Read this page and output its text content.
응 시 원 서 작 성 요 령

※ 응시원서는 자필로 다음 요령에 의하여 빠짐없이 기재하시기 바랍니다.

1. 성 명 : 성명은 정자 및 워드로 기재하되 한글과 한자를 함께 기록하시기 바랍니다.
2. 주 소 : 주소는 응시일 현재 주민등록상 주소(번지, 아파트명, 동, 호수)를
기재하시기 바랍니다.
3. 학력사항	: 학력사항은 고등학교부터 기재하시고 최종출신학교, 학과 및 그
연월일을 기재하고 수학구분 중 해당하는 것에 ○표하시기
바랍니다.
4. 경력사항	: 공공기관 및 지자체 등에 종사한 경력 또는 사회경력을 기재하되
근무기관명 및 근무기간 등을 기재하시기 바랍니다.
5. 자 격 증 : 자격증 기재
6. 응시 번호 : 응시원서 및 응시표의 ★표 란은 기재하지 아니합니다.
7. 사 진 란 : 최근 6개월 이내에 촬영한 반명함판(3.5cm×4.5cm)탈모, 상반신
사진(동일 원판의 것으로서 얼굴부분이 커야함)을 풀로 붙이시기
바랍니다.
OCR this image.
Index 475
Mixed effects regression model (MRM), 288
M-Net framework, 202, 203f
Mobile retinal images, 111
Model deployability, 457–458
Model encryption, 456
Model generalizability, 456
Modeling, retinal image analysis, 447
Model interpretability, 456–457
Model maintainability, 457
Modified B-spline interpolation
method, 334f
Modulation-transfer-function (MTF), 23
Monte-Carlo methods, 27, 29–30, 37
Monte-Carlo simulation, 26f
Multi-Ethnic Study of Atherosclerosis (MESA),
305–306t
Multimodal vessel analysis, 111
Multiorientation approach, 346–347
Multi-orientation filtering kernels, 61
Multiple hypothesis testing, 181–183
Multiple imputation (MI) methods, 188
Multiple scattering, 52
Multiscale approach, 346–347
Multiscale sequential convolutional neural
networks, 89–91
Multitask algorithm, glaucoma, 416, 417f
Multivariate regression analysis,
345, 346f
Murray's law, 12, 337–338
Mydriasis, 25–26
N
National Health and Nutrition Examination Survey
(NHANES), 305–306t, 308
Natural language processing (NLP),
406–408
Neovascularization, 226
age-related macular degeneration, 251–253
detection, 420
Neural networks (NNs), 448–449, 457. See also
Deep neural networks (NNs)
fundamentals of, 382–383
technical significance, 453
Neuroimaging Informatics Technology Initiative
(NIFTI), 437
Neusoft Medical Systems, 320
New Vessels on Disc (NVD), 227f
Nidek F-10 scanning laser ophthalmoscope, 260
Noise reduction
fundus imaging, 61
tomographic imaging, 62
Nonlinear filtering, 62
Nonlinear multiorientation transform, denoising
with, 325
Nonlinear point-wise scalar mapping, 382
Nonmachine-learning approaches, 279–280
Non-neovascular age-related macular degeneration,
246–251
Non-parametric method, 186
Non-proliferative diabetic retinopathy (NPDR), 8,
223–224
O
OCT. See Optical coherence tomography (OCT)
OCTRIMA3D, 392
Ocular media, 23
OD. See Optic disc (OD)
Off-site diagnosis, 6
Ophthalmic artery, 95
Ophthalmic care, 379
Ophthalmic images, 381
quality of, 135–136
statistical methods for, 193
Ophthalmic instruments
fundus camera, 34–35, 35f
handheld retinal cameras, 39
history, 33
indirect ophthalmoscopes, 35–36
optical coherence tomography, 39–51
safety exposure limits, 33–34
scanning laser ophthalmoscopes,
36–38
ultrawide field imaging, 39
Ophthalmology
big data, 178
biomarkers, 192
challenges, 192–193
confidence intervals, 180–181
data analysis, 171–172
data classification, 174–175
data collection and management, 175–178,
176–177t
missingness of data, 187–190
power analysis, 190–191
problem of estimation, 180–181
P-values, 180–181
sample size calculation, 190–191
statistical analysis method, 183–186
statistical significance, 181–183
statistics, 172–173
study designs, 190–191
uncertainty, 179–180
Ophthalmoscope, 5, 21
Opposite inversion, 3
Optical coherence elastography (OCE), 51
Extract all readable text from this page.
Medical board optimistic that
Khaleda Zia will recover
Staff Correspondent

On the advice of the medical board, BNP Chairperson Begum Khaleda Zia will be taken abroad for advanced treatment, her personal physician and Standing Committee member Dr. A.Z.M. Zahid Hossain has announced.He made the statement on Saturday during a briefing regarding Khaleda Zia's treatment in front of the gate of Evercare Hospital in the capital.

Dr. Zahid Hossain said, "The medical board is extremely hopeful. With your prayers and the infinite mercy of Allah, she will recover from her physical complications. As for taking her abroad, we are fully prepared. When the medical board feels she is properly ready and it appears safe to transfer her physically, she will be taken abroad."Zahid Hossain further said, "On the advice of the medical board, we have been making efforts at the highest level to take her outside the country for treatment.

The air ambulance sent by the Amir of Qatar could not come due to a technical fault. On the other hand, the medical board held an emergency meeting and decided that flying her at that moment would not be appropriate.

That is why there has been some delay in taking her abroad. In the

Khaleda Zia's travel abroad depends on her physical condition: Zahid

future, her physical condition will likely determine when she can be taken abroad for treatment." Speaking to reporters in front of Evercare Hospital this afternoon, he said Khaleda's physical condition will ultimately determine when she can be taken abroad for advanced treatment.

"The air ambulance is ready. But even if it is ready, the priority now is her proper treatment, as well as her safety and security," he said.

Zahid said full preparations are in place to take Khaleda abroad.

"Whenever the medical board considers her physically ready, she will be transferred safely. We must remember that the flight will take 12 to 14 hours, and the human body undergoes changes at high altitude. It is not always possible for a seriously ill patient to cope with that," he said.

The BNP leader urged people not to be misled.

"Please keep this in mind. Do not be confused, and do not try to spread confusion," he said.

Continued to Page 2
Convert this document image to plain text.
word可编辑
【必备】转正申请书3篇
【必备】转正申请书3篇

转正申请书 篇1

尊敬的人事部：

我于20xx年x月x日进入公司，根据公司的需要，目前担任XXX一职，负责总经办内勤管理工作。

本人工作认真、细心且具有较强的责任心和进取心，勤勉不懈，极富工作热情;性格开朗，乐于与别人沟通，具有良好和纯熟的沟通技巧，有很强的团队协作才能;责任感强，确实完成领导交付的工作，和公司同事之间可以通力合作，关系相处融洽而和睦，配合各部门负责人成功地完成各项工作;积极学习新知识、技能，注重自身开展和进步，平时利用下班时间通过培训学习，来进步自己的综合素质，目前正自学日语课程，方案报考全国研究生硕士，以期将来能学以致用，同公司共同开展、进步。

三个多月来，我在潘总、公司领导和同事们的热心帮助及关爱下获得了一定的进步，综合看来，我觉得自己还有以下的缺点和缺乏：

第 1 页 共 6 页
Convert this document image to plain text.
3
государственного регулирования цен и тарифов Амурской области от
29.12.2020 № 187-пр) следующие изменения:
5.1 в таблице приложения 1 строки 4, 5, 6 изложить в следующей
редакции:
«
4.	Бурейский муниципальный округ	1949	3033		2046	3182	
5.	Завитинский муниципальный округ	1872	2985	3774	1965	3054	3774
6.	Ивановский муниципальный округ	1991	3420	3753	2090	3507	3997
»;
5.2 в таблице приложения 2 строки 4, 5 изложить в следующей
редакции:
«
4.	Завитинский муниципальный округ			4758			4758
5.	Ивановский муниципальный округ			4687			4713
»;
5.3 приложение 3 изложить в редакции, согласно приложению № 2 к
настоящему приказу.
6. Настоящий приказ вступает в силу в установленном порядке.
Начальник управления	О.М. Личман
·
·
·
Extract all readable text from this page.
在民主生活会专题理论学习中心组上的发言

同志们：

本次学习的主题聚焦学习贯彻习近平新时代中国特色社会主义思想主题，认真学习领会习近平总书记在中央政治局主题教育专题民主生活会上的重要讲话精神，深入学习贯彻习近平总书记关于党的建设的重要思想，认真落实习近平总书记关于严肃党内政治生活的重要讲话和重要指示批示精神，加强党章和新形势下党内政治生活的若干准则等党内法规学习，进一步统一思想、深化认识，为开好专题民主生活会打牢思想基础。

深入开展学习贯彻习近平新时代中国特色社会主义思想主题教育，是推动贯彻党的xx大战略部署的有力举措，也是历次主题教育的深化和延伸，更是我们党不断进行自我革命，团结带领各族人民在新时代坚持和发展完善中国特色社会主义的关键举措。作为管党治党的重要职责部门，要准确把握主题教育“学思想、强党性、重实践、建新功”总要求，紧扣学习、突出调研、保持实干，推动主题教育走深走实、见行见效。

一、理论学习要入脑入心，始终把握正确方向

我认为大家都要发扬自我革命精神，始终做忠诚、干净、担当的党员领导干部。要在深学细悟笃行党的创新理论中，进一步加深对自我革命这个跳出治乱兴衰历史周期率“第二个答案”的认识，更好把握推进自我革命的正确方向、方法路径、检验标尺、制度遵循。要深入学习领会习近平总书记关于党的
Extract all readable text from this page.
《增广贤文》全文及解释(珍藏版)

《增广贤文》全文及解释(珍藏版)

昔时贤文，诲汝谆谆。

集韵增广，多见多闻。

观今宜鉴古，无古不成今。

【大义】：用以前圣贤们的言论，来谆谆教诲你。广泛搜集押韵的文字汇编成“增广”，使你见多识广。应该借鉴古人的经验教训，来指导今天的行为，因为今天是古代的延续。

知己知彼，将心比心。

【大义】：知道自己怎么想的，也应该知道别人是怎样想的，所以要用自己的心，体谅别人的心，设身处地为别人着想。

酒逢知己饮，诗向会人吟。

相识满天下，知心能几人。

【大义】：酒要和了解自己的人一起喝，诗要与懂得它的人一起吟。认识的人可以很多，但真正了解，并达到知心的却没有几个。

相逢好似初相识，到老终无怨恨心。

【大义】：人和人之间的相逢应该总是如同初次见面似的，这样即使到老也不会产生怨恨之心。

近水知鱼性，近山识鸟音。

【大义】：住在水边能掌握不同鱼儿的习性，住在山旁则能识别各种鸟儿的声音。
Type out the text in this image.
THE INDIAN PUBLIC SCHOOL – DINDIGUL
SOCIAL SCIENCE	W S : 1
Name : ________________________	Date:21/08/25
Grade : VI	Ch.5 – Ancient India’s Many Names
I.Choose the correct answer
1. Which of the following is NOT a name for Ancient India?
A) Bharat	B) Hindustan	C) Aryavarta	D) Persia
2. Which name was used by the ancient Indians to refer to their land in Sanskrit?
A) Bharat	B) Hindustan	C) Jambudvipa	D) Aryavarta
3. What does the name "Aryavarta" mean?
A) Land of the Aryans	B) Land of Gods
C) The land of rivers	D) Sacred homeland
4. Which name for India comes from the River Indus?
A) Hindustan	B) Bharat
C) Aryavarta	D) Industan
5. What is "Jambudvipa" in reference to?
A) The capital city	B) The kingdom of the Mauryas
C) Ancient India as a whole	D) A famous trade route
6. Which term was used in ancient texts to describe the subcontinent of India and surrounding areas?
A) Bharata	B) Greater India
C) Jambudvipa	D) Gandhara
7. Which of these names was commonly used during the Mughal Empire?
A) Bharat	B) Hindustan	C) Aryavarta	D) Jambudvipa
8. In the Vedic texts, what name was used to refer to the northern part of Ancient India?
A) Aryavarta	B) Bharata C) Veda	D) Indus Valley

### WHAT THE TASK ASKS
Work out how many lines in the records above hold the string "изложить", then give only that count.

### EXERCISE RESULT
3